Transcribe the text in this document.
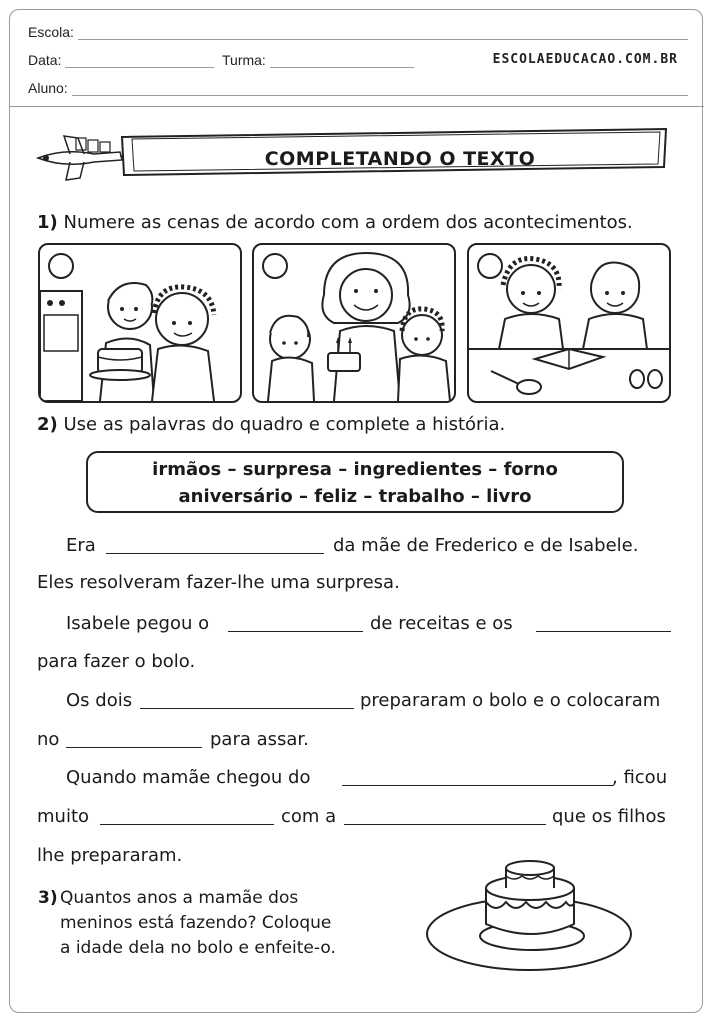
Escola:
Data:	Turma:	ESCOLAEDUCACAO.COM.BR
Aluno:
COMPLETANDO O TEXTO
1) Numere as cenas de acordo com a ordem dos acontecimentos.
2) Use as palavras do quadro e complete a história.
irmãos – surpresa – ingredientes – forno
aniversário – feliz – trabalho – livro
Era	da mãe de Frederico e de Isabele.
Eles resolveram fazer-lhe uma surpresa.
Isabele pegou o	de receitas e os
para fazer o bolo.
Os dois	prepararam o bolo e o colocaram
no	para assar.
Quando mamãe chegou do	, ficou
muito	com a	que os filhos
lhe prepararam.
3) Quantos anos a mamãe dos
meninos está fazendo? Coloque
a idade dela no bolo e enfeite-o.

○ ○ ○

Exercise task: Output the records above exactly as they are, leaving out the pictures.

Output:
Transcribe the text in this document.
Escola:
Data:	Turma:	ESCOLAEDUCACAO.COM.BR
Aluno:
COMPLETANDO O TEXTO
1) Numere as cenas de acordo com a ordem dos acontecimentos.
2) Use as palavras do quadro e complete a história.
irmãos – surpresa – ingredientes – forno
aniversário – feliz – trabalho – livro
Era	da mãe de Frederico e de Isabele.
Eles resolveram fazer-lhe uma surpresa.
Isabele pegou o	de receitas e os
para fazer o bolo.
Os dois	prepararam o bolo e o colocaram
no	para assar.
Quando mamãe chegou do	, ficou
muito	com a	que os filhos
lhe prepararam.
3) Quantos anos a mamãe dos
meninos está fazendo? Coloque
a idade dela no bolo e enfeite-o.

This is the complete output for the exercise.